* EXTRACT TO READ:
========================================================================

Hook or Carrot? Should VERSO be gamified?

Do you know about the Verso app ? Using Verso, your class can have anonymous peer-to-peer commentaries that require students to reflect on and create connections between ideas and diverse viewpoints. Imagine a true intellectual community formulated upon the basis of principles, not personalities!

Verso question

Sample question using Verso app


I’m going to use Verso to implement the “powerful questions” described by Dr. Carol Ann Tomlinson of the University of Virginia:

“Powerful questions move beyond the veneer of a subject to its potency, elegance, and meaning. They move from memory to mind. They help the learner make connections, see patterns, build structures of significance. They help the learner understand the world through the content. They help the learner define and trust him or herself. Powerful questions help students think about their thinking – and about the thinking of others. They move beyond face value to value.”

========================================================================

* TASK SET:
- A) Decide whether each statement below agrees with the post on the Verso app, answering yes or no and quoting the words of the post that settle it. (i) Students' peer-to-peer commentaries in Verso are anonymous. (ii) Dr. Carol Ann Tomlinson is identified as being from the University of Virginia. (iii) According to the quoted passage, powerful questions move from mind to memory.
- B) Write the next part of the post on the Verso app, starting right after the Tomlinson quotation.

========================================================================

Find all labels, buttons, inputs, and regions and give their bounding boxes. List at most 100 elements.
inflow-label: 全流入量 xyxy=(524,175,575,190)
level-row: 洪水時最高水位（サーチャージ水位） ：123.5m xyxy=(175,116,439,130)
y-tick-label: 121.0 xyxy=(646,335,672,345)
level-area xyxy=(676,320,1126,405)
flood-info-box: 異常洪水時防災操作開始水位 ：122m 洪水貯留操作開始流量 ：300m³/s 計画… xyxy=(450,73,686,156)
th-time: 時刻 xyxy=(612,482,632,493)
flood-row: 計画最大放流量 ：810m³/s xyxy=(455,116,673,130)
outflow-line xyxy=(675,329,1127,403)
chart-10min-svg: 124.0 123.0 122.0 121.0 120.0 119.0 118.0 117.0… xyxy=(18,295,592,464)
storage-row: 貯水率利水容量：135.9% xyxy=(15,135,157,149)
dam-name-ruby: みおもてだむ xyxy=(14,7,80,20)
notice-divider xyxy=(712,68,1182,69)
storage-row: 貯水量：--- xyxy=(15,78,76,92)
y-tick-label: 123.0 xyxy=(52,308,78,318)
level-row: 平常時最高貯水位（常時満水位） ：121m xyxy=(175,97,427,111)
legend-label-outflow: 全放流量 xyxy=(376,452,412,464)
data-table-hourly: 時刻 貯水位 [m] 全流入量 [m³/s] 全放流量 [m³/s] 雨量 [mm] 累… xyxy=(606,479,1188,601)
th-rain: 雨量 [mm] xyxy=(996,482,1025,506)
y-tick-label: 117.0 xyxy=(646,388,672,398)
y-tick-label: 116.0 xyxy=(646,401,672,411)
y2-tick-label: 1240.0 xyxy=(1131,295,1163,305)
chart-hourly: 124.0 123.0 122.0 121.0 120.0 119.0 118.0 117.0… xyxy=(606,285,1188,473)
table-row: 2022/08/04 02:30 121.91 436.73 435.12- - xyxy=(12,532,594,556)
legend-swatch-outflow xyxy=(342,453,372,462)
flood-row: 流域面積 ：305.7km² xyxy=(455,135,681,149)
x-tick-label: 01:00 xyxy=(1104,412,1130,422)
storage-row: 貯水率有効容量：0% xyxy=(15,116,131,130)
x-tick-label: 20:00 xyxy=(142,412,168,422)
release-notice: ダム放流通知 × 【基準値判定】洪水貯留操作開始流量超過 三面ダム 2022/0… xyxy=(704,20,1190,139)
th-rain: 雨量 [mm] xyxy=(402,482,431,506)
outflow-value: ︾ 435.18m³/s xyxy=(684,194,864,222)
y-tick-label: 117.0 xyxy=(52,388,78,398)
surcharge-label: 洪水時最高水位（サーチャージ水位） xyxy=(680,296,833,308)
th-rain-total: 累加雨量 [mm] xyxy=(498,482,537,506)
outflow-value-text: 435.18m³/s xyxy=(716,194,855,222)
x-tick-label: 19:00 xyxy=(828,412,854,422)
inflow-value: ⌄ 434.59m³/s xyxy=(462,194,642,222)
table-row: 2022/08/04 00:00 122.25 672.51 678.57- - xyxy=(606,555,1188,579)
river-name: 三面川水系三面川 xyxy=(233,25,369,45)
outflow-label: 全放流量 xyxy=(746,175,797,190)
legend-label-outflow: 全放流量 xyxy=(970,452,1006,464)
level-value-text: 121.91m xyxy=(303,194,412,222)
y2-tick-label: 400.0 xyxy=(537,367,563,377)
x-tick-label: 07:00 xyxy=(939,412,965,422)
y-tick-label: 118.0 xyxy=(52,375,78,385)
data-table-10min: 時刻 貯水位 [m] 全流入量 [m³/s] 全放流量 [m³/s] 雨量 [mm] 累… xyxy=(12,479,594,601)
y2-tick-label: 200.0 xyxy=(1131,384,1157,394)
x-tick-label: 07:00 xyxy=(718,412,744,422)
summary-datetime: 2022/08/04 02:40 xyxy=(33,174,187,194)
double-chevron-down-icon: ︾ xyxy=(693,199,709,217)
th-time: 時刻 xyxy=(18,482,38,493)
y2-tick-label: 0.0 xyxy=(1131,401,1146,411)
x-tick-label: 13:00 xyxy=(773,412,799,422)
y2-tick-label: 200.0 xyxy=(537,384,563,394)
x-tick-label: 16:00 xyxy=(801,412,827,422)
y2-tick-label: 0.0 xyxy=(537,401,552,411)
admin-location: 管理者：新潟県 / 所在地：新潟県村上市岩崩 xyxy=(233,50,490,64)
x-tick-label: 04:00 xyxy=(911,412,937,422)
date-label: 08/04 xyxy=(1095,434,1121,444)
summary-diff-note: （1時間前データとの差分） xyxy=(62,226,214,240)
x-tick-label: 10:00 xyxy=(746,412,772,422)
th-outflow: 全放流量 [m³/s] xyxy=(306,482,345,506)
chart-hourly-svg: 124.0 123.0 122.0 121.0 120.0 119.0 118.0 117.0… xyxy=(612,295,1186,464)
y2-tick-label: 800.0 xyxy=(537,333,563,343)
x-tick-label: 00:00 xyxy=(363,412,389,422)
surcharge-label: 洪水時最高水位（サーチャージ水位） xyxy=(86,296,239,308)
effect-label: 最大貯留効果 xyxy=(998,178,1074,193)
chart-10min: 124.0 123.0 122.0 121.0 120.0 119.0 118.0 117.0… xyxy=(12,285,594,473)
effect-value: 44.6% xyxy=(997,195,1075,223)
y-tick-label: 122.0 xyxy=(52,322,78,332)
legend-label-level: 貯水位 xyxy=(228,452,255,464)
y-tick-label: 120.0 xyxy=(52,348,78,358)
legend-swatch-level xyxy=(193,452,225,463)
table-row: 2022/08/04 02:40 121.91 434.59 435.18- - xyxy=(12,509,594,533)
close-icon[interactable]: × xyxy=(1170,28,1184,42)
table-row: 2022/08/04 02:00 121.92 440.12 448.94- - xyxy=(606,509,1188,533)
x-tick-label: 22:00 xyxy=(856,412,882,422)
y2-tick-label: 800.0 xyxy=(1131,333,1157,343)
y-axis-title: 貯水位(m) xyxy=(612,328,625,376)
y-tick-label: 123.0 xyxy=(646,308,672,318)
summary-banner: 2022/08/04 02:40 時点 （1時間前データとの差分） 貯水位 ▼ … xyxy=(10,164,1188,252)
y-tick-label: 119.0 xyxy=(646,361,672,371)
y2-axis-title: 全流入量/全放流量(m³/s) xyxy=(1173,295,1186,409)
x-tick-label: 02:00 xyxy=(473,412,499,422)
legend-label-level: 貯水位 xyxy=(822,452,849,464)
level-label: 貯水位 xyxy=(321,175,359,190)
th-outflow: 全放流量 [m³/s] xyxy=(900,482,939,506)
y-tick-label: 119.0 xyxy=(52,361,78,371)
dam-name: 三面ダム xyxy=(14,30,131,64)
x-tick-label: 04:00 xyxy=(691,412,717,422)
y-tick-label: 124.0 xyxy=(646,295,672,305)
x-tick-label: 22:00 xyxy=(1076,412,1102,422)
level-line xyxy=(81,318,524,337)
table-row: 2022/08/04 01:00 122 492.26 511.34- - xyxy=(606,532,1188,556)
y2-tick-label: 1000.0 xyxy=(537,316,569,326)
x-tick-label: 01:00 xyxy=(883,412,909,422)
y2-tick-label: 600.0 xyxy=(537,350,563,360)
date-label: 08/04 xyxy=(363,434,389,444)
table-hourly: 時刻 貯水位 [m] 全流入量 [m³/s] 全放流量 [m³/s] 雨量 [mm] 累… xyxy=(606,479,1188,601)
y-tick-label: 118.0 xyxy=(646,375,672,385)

========================================================================

* RESULTS FOR EACH TASK:
- A)
(i) Yes: "your class can have anonymous peer-to-peer commentaries"
(ii) Yes: "Dr. Carol Ann Tomlinson of the University of Virginia"
(iii) No: "They move from memory to mind."

- B)
-“The Teacher as a Tour Guide of the Mind”, published by California Association of the Gifted

Teachers and students can pose powerful questions on Verso. Students’ comments are fully anonymous to their peers, but are not anonymous to teacher so they are held accountable. Students can upvote or flag their peer’s ideas in discussion threads using criteria of critical thinking, responding to thematic, philosophical, ethical, and essential questions rather than simple content recall as in lower level Bloom’s.

Being a teacher of 8th graders, I see that sometimes intrinsic motivations come with time, after extrinsic motivations have led students forward to readiness.

One fun way to move students forward through the science curriculum into the deeper connections might be to integrate the use of the Verso app with a class gamification system.

In the gradebook software leaderboard and points system, students can receive rewards based on the quantity and quality of their participation in Verso. Our school district currently uses NEO for a learning management system, and we can do completion tracking of activities and set points and badges connected to a leaderboard -PBL- with this software. If necessary a teacher could equally gamify with a physical PBL system in the classroom – if you have a parent volunteer helper!!!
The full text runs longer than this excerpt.